▸ Written problem
Output the material below in full, exactly as it is.

▸ Supplied material
[start]

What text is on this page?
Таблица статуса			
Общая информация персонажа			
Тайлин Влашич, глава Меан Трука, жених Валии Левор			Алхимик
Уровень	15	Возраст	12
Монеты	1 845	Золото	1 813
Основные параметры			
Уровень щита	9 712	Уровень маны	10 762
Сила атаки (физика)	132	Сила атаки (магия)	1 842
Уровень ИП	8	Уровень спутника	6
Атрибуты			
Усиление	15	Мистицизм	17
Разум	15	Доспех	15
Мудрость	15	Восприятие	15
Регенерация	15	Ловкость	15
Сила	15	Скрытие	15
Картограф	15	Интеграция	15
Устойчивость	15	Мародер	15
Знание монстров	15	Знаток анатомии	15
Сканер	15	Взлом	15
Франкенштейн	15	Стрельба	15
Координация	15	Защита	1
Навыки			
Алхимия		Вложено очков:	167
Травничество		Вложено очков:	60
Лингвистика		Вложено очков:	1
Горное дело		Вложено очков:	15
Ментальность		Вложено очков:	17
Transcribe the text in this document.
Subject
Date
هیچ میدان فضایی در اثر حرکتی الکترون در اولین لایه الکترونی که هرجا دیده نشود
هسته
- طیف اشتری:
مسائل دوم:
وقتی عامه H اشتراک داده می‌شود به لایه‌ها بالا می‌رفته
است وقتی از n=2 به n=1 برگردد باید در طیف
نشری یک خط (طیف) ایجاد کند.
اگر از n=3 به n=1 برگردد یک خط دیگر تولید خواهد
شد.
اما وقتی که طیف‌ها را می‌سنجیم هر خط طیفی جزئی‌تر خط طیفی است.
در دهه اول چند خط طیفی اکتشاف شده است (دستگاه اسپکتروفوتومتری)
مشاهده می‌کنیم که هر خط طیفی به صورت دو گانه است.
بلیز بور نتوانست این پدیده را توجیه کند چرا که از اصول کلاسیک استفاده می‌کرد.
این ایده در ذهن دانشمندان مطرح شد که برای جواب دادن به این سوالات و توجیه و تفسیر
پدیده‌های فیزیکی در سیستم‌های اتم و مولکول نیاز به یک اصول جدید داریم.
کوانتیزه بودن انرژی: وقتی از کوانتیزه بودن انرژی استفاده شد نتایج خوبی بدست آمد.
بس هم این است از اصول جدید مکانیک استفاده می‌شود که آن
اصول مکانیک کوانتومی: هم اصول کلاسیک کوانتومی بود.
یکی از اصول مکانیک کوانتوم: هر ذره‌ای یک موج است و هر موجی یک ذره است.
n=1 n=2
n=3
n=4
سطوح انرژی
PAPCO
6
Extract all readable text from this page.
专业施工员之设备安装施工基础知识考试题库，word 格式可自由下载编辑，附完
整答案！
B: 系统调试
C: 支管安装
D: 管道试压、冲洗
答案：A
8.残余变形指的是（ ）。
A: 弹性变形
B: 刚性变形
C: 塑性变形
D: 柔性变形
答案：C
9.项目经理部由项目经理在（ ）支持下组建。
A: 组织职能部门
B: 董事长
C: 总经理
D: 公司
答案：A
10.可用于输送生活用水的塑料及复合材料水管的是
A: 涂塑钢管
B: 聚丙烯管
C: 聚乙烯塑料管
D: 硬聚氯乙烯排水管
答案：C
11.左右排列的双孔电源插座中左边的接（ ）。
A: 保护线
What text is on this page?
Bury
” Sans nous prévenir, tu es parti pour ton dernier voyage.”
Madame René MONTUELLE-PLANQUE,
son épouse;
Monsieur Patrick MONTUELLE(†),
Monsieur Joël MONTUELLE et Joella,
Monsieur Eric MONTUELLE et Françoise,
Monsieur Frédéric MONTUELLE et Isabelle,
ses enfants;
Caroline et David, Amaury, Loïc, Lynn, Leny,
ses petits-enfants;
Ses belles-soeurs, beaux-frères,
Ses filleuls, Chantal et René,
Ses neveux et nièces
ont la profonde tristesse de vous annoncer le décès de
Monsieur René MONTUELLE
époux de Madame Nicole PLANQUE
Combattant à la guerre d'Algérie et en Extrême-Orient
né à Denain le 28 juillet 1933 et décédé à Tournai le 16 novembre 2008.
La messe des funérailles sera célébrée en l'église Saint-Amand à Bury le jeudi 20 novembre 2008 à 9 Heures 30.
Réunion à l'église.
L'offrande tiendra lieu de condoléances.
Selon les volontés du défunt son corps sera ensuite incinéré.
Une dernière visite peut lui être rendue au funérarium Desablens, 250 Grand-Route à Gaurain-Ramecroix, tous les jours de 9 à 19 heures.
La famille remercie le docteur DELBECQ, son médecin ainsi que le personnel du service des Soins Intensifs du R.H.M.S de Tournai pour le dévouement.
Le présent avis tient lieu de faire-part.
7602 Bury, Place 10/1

[end]

▸ Complete output
What text is on this page?
Таблица статуса			
Общая информация персонажа			
Тайлин Влашич, глава Меан Трука, жених Валии Левор			Алхимик
Уровень	15	Возраст	12
Монеты	1 845	Золото	1 813
Основные параметры			
Уровень щита	9 712	Уровень маны	10 762
Сила атаки (физика)	132	Сила атаки (магия)	1 842
Уровень ИП	8	Уровень спутника	6
Атрибуты			
Усиление	15	Мистицизм	17
Разум	15	Доспех	15
Мудрость	15	Восприятие	15
Регенерация	15	Ловкость	15
Сила	15	Скрытие	15
Картограф	15	Интеграция	15
Устойчивость	15	Мародер	15
Знание монстров	15	Знаток анатомии	15
Сканер	15	Взлом	15
Франкенштейн	15	Стрельба	15
Координация	15	Защита	1
Навыки			
Алхимия		Вложено очков:	167
Травничество		Вложено очков:	60
Лингвистика		Вложено очков:	1
Горное дело		Вложено очков:	15
Ментальность		Вложено очков:	17
Transcribe the text in this document.
Subject
Date
هیچ میدان فضایی در اثر حرکتی الکترون در اولین لایه الکترونی که هرجا دیده نشود
هسته
- طیف اشتری:
مسائل دوم:
وقتی عامه H اشتراک داده می‌شود به لایه‌ها بالا می‌رفته
است وقتی از n=2 به n=1 برگردد باید در طیف
نشری یک خط (طیف) ایجاد کند.
اگر از n=3 به n=1 برگردد یک خط دیگر تولید خواهد
شد.
اما وقتی که طیف‌ها را می‌سنجیم هر خط طیفی جزئی‌تر خط طیفی است.
در دهه اول چند خط طیفی اکتشاف شده است (دستگاه اسپکتروفوتومتری)
مشاهده می‌کنیم که هر خط طیفی به صورت دو گانه است.
بلیز بور نتوانست این پدیده را توجیه کند چرا که از اصول کلاسیک استفاده می‌کرد.
این ایده در ذهن دانشمندان مطرح شد که برای جواب دادن به این سوالات و توجیه و تفسیر
پدیده‌های فیزیکی در سیستم‌های اتم و مولکول نیاز به یک اصول جدید داریم.
کوانتیزه بودن انرژی: وقتی از کوانتیزه بودن انرژی استفاده شد نتایج خوبی بدست آمد.
بس هم این است از اصول جدید مکانیک استفاده می‌شود که آن
اصول مکانیک کوانتومی: هم اصول کلاسیک کوانتومی بود.
یکی از اصول مکانیک کوانتوم: هر ذره‌ای یک موج است و هر موجی یک ذره است.
n=1 n=2
n=3
n=4
سطوح انرژی
PAPCO
6
Extract all readable text from this page.
专业施工员之设备安装施工基础知识考试题库，word 格式可自由下载编辑，附完
整答案！
B: 系统调试
C: 支管安装
D: 管道试压、冲洗
答案：A
8.残余变形指的是（ ）。
A: 弹性变形
B: 刚性变形
C: 塑性变形
D: 柔性变形
答案：C
9.项目经理部由项目经理在（ ）支持下组建。
A: 组织职能部门
B: 董事长
C: 总经理
D: 公司
答案：A
10.可用于输送生活用水的塑料及复合材料水管的是
A: 涂塑钢管
B: 聚丙烯管
C: 聚乙烯塑料管
D: 硬聚氯乙烯排水管
答案：C
11.左右排列的双孔电源插座中左边的接（ ）。
A: 保护线
What text is on this page?
Bury
” Sans nous prévenir, tu es parti pour ton dernier voyage.”
Madame René MONTUELLE-PLANQUE,
son épouse;
Monsieur Patrick MONTUELLE(†),
Monsieur Joël MONTUELLE et Joella,
Monsieur Eric MONTUELLE et Françoise,
Monsieur Frédéric MONTUELLE et Isabelle,
ses enfants;
Caroline et David, Amaury, Loïc, Lynn, Leny,
ses petits-enfants;
Ses belles-soeurs, beaux-frères,
Ses filleuls, Chantal et René,
Ses neveux et nièces
ont la profonde tristesse de vous annoncer le décès de
Monsieur René MONTUELLE
époux de Madame Nicole PLANQUE
Combattant à la guerre d'Algérie et en Extrême-Orient
né à Denain le 28 juillet 1933 et décédé à Tournai le 16 novembre 2008.
La messe des funérailles sera célébrée en l'église Saint-Amand à Bury le jeudi 20 novembre 2008 à 9 Heures 30.
Réunion à l'église.
L'offrande tiendra lieu de condoléances.
Selon les volontés du défunt son corps sera ensuite incinéré.
Une dernière visite peut lui être rendue au funérarium Desablens, 250 Grand-Route à Gaurain-Ramecroix, tous les jours de 9 à 19 heures.
La famille remercie le docteur DELBECQ, son médecin ainsi que le personnel du service des Soins Intensifs du R.H.M.S de Tournai pour le dévouement.
Le présent avis tient lieu de faire-part.
7602 Bury, Place 10/1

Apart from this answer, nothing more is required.